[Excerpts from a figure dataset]
┏━━

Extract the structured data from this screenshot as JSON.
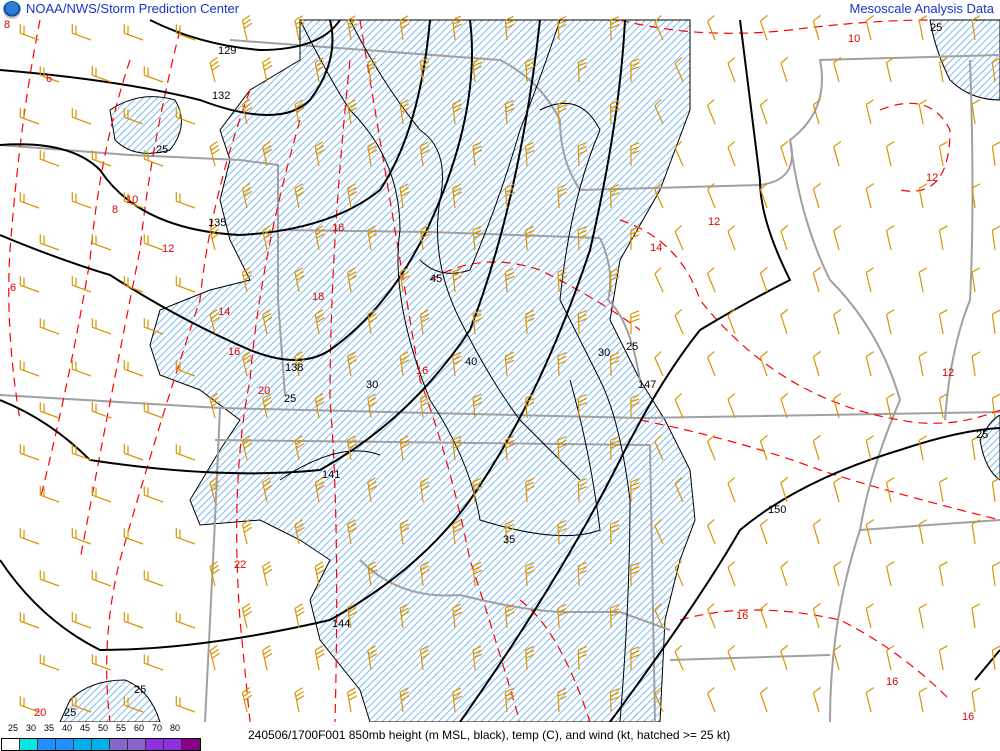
{
  "header": {
    "org_title": "NOAA/NWS/Storm Prediction Center",
    "product_title": "Mesoscale Analysis Data",
    "logo": "noaa-logo"
  },
  "caption": "240506/1700F001 850mb height (m MSL, black), temp (C), and wind (kt, hatched >= 25 kt)",
  "legend": {
    "ticks": [
      "25",
      "30",
      "35",
      "40",
      "45",
      "50",
      "55",
      "60",
      "70",
      "80"
    ],
    "colors": [
      "#ffffff",
      "#00e8e8",
      "#1e90ff",
      "#1e90ff",
      "#00b0e8",
      "#00b0e8",
      "#8866cc",
      "#8866cc",
      "#9030e0",
      "#9030e0",
      "#8b008b"
    ]
  },
  "height_labels": [
    "129",
    "132",
    "135",
    "138",
    "141",
    "144",
    "147",
    "150"
  ],
  "isotach_labels": [
    "25",
    "25",
    "25",
    "30",
    "30",
    "35",
    "40",
    "45",
    "25",
    "25",
    "25",
    "25"
  ],
  "temp_labels": [
    "8",
    "6",
    "6",
    "8",
    "10",
    "12",
    "12",
    "14",
    "16",
    "16",
    "18",
    "20",
    "22",
    "10",
    "12",
    "12",
    "14",
    "16",
    "16",
    "16",
    "18",
    "20"
  ],
  "colors": {
    "height": "#000000",
    "temperature": "#ff0000",
    "wind_barb": "#d89400",
    "hatch": "#3399ff",
    "borders": "#a0a0a0",
    "title_text": "#1a33cc"
  }
}
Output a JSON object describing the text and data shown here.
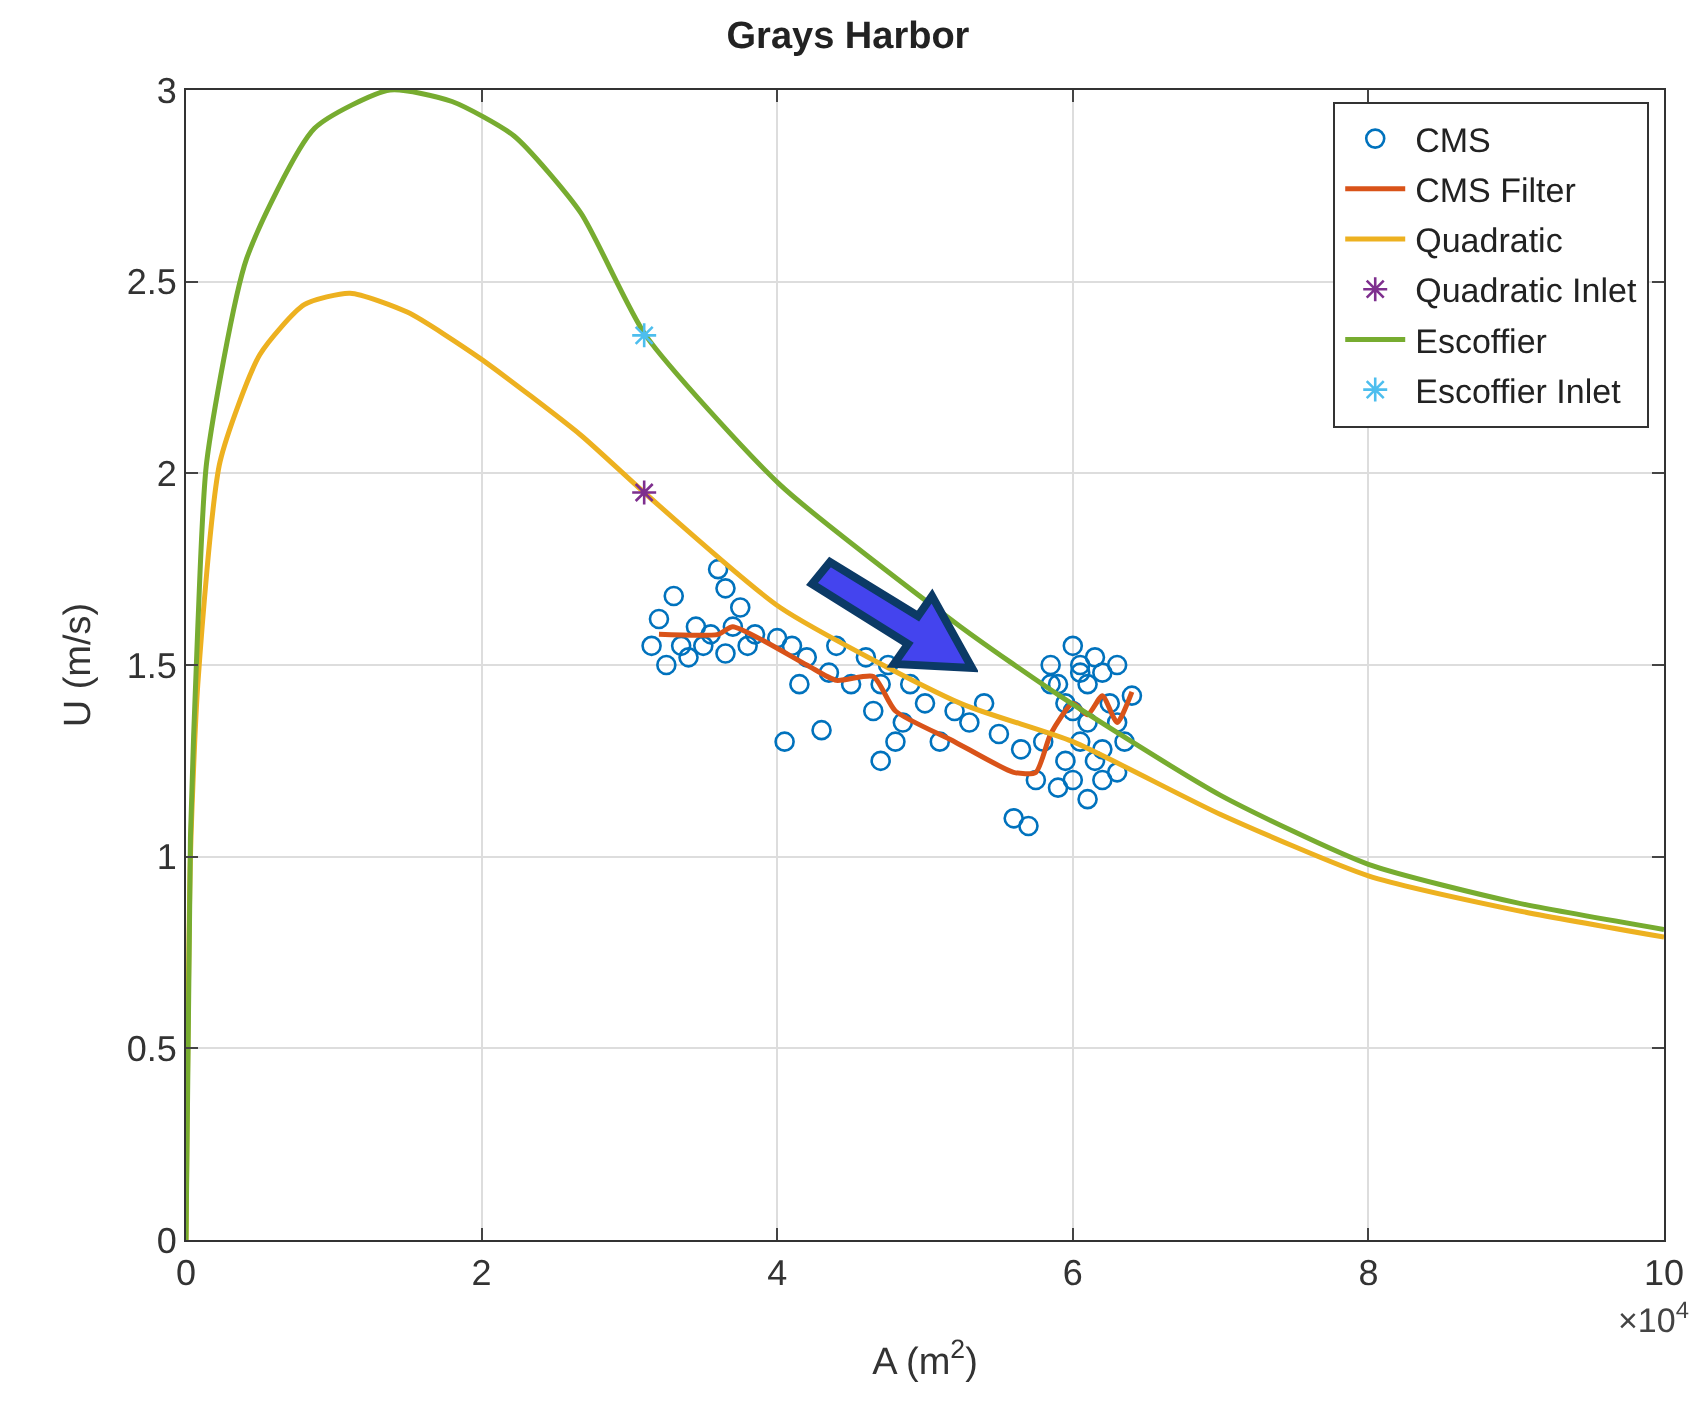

┗━━

What the task asks: All of the entries need to be transcribed word for word; pictures are left out.

Exercise response:
Extract the structured data from this screenshot as JSON.
{
  "header": {
    "org_title": "NOAA/NWS/Storm Prediction Center",
    "product_title": "Mesoscale Analysis Data",
    "logo": "noaa-logo"
  },
  "caption": "240506/1700F001 850mb height (m MSL, black), temp (C), and wind (kt, hatched >= 25 kt)",
  "legend": {
    "ticks": [
      "25",
      "30",
      "35",
      "40",
      "45",
      "50",
      "55",
      "60",
      "70",
      "80"
    ],
    "colors": [
      "#ffffff",
      "#00e8e8",
      "#1e90ff",
      "#1e90ff",
      "#00b0e8",
      "#00b0e8",
      "#8866cc",
      "#8866cc",
      "#9030e0",
      "#9030e0",
      "#8b008b"
    ]
  },
  "height_labels": [
    "129",
    "132",
    "135",
    "138",
    "141",
    "144",
    "147",
    "150"
  ],
  "isotach_labels": [
    "25",
    "25",
    "25",
    "30",
    "30",
    "35",
    "40",
    "45",
    "25",
    "25",
    "25",
    "25"
  ],
  "temp_labels": [
    "8",
    "6",
    "6",
    "8",
    "10",
    "12",
    "12",
    "14",
    "16",
    "16",
    "18",
    "20",
    "22",
    "10",
    "12",
    "12",
    "14",
    "16",
    "16",
    "16",
    "18",
    "20"
  ],
  "colors": {
    "height": "#000000",
    "temperature": "#ff0000",
    "wind_barb": "#d89400",
    "hatch": "#3399ff",
    "borders": "#a0a0a0",
    "title_text": "#1a33cc"
  }
}
Output a JSON object describing the text and data shown here.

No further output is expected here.